----- Provided data -----

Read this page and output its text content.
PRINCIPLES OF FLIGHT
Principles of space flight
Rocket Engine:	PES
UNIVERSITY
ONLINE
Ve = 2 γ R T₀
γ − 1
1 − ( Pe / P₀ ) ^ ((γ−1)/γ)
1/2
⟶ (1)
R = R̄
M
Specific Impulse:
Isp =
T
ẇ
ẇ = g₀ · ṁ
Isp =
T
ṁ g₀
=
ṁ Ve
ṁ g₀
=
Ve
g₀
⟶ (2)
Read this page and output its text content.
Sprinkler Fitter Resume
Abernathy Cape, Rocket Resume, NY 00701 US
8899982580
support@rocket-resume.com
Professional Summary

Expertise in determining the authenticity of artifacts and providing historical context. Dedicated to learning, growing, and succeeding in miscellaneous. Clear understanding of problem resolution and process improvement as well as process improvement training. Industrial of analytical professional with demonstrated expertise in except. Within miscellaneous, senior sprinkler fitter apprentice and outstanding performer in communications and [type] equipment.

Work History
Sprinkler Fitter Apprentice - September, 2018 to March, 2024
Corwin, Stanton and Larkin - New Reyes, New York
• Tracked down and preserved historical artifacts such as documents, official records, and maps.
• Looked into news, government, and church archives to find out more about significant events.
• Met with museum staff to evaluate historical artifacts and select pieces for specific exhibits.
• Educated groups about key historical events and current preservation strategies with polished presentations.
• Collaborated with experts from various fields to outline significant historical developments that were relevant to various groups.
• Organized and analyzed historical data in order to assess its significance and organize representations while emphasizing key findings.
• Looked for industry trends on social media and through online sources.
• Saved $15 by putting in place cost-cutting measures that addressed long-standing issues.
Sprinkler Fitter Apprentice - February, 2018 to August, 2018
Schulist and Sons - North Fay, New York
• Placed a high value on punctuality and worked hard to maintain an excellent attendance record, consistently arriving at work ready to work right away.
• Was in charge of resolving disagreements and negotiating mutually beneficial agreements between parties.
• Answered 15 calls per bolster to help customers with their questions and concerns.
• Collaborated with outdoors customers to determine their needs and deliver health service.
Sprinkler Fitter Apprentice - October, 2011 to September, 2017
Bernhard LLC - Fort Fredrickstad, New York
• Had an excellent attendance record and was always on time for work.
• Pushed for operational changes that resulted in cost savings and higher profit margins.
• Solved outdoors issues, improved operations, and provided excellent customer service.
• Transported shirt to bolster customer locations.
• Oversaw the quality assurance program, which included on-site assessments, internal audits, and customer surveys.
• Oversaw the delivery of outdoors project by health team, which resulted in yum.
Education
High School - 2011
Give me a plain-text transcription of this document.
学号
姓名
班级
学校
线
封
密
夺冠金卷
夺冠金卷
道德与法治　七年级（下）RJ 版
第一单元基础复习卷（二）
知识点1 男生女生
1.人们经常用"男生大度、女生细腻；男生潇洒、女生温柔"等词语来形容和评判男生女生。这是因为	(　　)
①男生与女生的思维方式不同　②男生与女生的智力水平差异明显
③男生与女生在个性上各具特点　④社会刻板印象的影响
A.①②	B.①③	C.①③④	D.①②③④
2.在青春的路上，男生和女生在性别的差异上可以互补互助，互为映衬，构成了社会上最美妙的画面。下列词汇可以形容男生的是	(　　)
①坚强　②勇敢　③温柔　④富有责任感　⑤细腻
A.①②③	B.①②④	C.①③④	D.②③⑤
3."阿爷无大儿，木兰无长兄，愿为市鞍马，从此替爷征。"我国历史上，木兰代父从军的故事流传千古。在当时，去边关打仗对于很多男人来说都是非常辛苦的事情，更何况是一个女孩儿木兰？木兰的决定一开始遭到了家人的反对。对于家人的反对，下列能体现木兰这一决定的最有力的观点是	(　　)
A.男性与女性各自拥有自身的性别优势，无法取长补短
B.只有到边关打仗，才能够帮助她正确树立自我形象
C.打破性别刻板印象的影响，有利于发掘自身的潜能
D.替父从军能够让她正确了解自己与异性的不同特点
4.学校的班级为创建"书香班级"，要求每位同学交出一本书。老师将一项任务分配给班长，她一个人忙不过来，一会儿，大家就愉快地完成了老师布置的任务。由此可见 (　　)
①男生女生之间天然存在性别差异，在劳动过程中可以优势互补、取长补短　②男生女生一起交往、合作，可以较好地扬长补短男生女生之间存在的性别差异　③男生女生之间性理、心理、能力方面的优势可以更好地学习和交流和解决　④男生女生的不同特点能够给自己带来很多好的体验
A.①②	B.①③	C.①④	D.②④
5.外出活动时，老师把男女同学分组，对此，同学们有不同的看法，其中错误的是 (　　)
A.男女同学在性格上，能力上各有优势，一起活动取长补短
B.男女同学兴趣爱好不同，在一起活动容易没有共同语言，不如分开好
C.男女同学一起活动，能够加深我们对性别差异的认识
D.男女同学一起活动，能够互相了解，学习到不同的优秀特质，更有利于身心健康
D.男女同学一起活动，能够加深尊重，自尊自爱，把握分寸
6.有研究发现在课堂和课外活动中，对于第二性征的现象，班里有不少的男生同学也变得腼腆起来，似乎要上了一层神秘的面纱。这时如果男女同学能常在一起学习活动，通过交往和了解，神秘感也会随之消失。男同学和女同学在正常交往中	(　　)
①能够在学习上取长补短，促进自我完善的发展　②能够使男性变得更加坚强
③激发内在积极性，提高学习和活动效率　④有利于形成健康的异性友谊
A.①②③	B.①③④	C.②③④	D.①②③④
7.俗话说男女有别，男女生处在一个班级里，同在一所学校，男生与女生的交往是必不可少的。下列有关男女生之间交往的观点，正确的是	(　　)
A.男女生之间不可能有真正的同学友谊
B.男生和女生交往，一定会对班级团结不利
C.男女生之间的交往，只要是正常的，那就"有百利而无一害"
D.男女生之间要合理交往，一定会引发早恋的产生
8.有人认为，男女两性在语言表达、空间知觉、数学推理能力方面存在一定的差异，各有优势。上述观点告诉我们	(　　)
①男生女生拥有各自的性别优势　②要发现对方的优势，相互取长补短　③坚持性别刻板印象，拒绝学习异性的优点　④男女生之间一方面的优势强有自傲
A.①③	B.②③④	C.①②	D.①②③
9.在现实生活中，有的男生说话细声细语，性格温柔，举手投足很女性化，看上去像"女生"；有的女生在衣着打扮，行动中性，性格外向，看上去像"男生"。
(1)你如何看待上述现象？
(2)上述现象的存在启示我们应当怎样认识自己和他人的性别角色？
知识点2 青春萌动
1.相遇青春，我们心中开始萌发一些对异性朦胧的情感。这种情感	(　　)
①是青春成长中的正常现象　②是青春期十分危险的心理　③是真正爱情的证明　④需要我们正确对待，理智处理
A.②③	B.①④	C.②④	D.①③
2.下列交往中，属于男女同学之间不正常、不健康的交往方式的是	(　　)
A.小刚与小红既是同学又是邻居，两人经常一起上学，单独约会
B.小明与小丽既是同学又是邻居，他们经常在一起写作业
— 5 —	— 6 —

-----

## Exercise details
Transcribe the material above in its entirety. Match it exactly.

## Exercise result
Read this page and output its text content.
PRINCIPLES OF FLIGHT
Principles of space flight
Rocket Engine:	PES
UNIVERSITY
ONLINE
Ve = 2 γ R T₀
γ − 1
1 − ( Pe / P₀ ) ^ ((γ−1)/γ)
1/2
⟶ (1)
R = R̄
M
Specific Impulse:
Isp =
T
ẇ
ẇ = g₀ · ṁ
Isp =
T
ṁ g₀
=
ṁ Ve
ṁ g₀
=
Ve
g₀
⟶ (2)
Read this page and output its text content.
Sprinkler Fitter Resume
Abernathy Cape, Rocket Resume, NY 00701 US
8899982580
support@rocket-resume.com
Professional Summary

Expertise in determining the authenticity of artifacts and providing historical context. Dedicated to learning, growing, and succeeding in miscellaneous. Clear understanding of problem resolution and process improvement as well as process improvement training. Industrial of analytical professional with demonstrated expertise in except. Within miscellaneous, senior sprinkler fitter apprentice and outstanding performer in communications and [type] equipment.

Work History
Sprinkler Fitter Apprentice - September, 2018 to March, 2024
Corwin, Stanton and Larkin - New Reyes, New York
• Tracked down and preserved historical artifacts such as documents, official records, and maps.
• Looked into news, government, and church archives to find out more about significant events.
• Met with museum staff to evaluate historical artifacts and select pieces for specific exhibits.
• Educated groups about key historical events and current preservation strategies with polished presentations.
• Collaborated with experts from various fields to outline significant historical developments that were relevant to various groups.
• Organized and analyzed historical data in order to assess its significance and organize representations while emphasizing key findings.
• Looked for industry trends on social media and through online sources.
• Saved $15 by putting in place cost-cutting measures that addressed long-standing issues.
Sprinkler Fitter Apprentice - February, 2018 to August, 2018
Schulist and Sons - North Fay, New York
• Placed a high value on punctuality and worked hard to maintain an excellent attendance record, consistently arriving at work ready to work right away.
• Was in charge of resolving disagreements and negotiating mutually beneficial agreements between parties.
• Answered 15 calls per bolster to help customers with their questions and concerns.
• Collaborated with outdoors customers to determine their needs and deliver health service.
Sprinkler Fitter Apprentice - October, 2011 to September, 2017
Bernhard LLC - Fort Fredrickstad, New York
• Had an excellent attendance record and was always on time for work.
• Pushed for operational changes that resulted in cost savings and higher profit margins.
• Solved outdoors issues, improved operations, and provided excellent customer service.
• Transported shirt to bolster customer locations.
• Oversaw the quality assurance program, which included on-site assessments, internal audits, and customer surveys.
• Oversaw the delivery of outdoors project by health team, which resulted in yum.
Education
High School - 2011
Give me a plain-text transcription of this document.
学号
姓名
班级
学校
线
封
密
夺冠金卷
夺冠金卷
道德与法治　七年级（下）RJ 版
第一单元基础复习卷（二）
知识点1 男生女生
1.人们经常用"男生大度、女生细腻；男生潇洒、女生温柔"等词语来形容和评判男生女生。这是因为	(　　)
①男生与女生的思维方式不同　②男生与女生的智力水平差异明显
③男生与女生在个性上各具特点　④社会刻板印象的影响
A.①②	B.①③	C.①③④	D.①②③④
2.在青春的路上，男生和女生在性别的差异上可以互补互助，互为映衬，构成了社会上最美妙的画面。下列词汇可以形容男生的是	(　　)
①坚强　②勇敢　③温柔　④富有责任感　⑤细腻
A.①②③	B.①②④	C.①③④	D.②③⑤
3."阿爷无大儿，木兰无长兄，愿为市鞍马，从此替爷征。"我国历史上，木兰代父从军的故事流传千古。在当时，去边关打仗对于很多男人来说都是非常辛苦的事情，更何况是一个女孩儿木兰？木兰的决定一开始遭到了家人的反对。对于家人的反对，下列能体现木兰这一决定的最有力的观点是	(　　)
A.男性与女性各自拥有自身的性别优势，无法取长补短
B.只有到边关打仗，才能够帮助她正确树立自我形象
C.打破性别刻板印象的影响，有利于发掘自身的潜能
D.替父从军能够让她正确了解自己与异性的不同特点
4.学校的班级为创建"书香班级"，要求每位同学交出一本书。老师将一项任务分配给班长，她一个人忙不过来，一会儿，大家就愉快地完成了老师布置的任务。由此可见 (　　)
①男生女生之间天然存在性别差异，在劳动过程中可以优势互补、取长补短　②男生女生一起交往、合作，可以较好地扬长补短男生女生之间存在的性别差异　③男生女生之间性理、心理、能力方面的优势可以更好地学习和交流和解决　④男生女生的不同特点能够给自己带来很多好的体验
A.①②	B.①③	C.①④	D.②④
5.外出活动时，老师把男女同学分组，对此，同学们有不同的看法，其中错误的是 (　　)
A.男女同学在性格上，能力上各有优势，一起活动取长补短
B.男女同学兴趣爱好不同，在一起活动容易没有共同语言，不如分开好
C.男女同学一起活动，能够加深我们对性别差异的认识
D.男女同学一起活动，能够互相了解，学习到不同的优秀特质，更有利于身心健康
D.男女同学一起活动，能够加深尊重，自尊自爱，把握分寸
6.有研究发现在课堂和课外活动中，对于第二性征的现象，班里有不少的男生同学也变得腼腆起来，似乎要上了一层神秘的面纱。这时如果男女同学能常在一起学习活动，通过交往和了解，神秘感也会随之消失。男同学和女同学在正常交往中	(　　)
①能够在学习上取长补短，促进自我完善的发展　②能够使男性变得更加坚强
③激发内在积极性，提高学习和活动效率　④有利于形成健康的异性友谊
A.①②③	B.①③④	C.②③④	D.①②③④
7.俗话说男女有别，男女生处在一个班级里，同在一所学校，男生与女生的交往是必不可少的。下列有关男女生之间交往的观点，正确的是	(　　)
A.男女生之间不可能有真正的同学友谊
B.男生和女生交往，一定会对班级团结不利
C.男女生之间的交往，只要是正常的，那就"有百利而无一害"
D.男女生之间要合理交往，一定会引发早恋的产生
8.有人认为，男女两性在语言表达、空间知觉、数学推理能力方面存在一定的差异，各有优势。上述观点告诉我们	(　　)
①男生女生拥有各自的性别优势　②要发现对方的优势，相互取长补短　③坚持性别刻板印象，拒绝学习异性的优点　④男女生之间一方面的优势强有自傲
A.①③	B.②③④	C.①②	D.①②③
9.在现实生活中，有的男生说话细声细语，性格温柔，举手投足很女性化，看上去像"女生"；有的女生在衣着打扮，行动中性，性格外向，看上去像"男生"。
(1)你如何看待上述现象？
(2)上述现象的存在启示我们应当怎样认识自己和他人的性别角色？
知识点2 青春萌动
1.相遇青春，我们心中开始萌发一些对异性朦胧的情感。这种情感	(　　)
①是青春成长中的正常现象　②是青春期十分危险的心理　③是真正爱情的证明　④需要我们正确对待，理智处理
A.②③	B.①④	C.②④	D.①③
2.下列交往中，属于男女同学之间不正常、不健康的交往方式的是	(　　)
A.小刚与小红既是同学又是邻居，两人经常一起上学，单独约会
B.小明与小丽既是同学又是邻居，他们经常在一起写作业
— 5 —	— 6 —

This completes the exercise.